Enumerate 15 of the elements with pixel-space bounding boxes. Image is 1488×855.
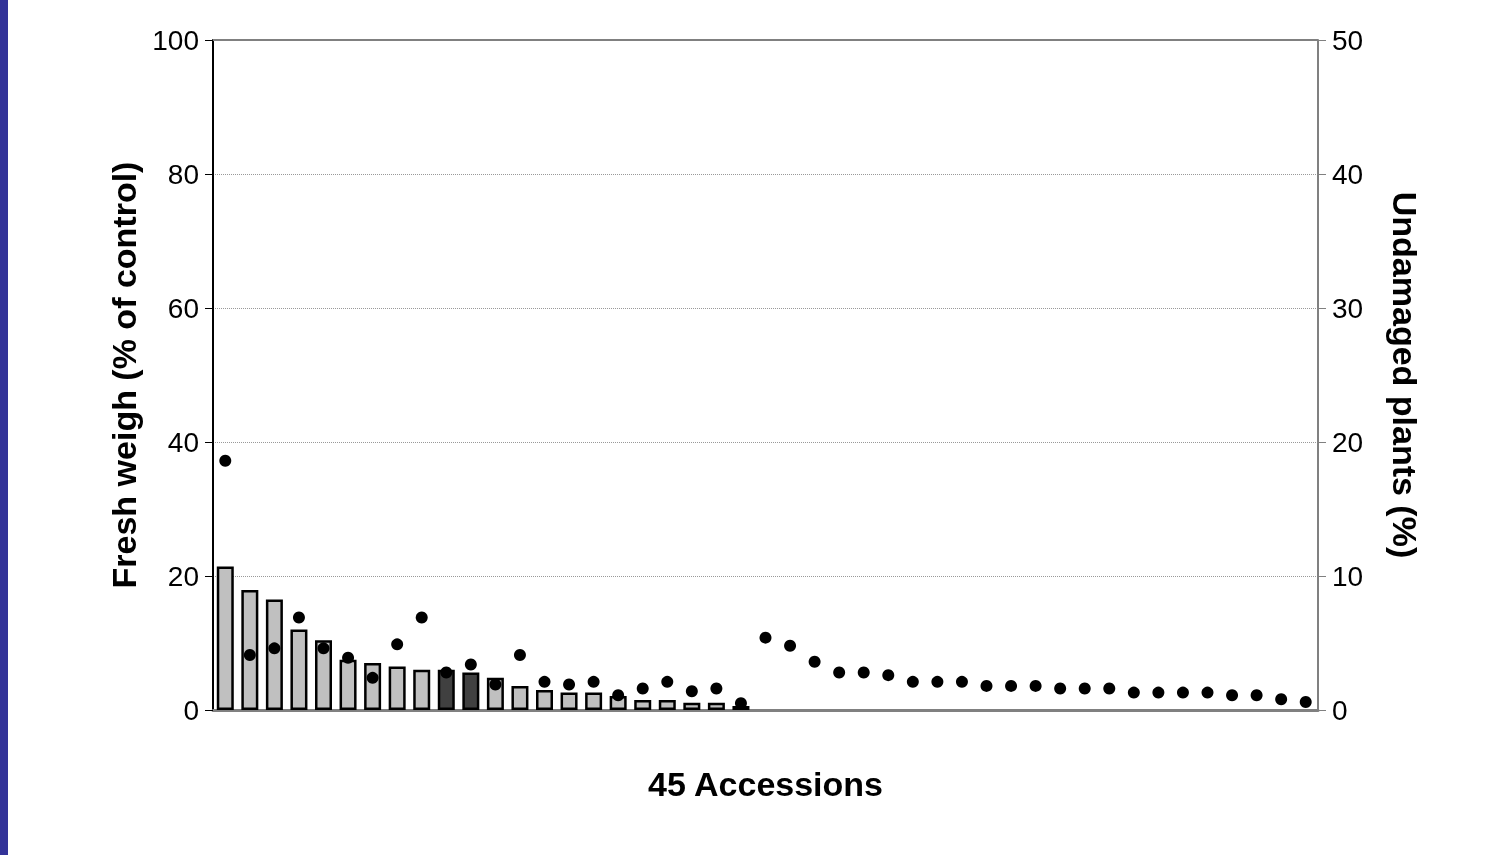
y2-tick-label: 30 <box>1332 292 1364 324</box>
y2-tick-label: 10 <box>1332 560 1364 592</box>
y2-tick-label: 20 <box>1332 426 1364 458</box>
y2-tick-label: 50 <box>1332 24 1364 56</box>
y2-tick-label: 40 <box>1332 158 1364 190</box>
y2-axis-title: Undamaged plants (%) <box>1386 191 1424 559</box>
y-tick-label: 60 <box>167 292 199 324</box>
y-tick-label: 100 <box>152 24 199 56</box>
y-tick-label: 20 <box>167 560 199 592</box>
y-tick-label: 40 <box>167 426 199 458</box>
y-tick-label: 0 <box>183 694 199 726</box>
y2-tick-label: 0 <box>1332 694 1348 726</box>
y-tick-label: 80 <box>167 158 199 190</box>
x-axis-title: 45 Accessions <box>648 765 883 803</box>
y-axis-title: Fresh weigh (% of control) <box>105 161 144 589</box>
#####
Convert the lines above, from the one containing "y2-tick-label: 30 <box>1332" through the one containing "y-tick-label: 100 <box>152 24 199 56</box>", into a JSON list of strings with one string per line, omitting blank lines.

[
  "y2-tick-label: 30 <box>1332 292 1364 324</box>",
  "y2-tick-label: 10 <box>1332 560 1364 592</box>",
  "y2-tick-label: 20 <box>1332 426 1364 458</box>",
  "y2-tick-label: 50 <box>1332 24 1364 56</box>",
  "y2-tick-label: 40 <box>1332 158 1364 190</box>",
  "y2-axis-title: Undamaged plants (%) <box>1386 191 1424 559</box>",
  "y-tick-label: 60 <box>167 292 199 324</box>",
  "y-tick-label: 100 <box>152 24 199 56</box>"
]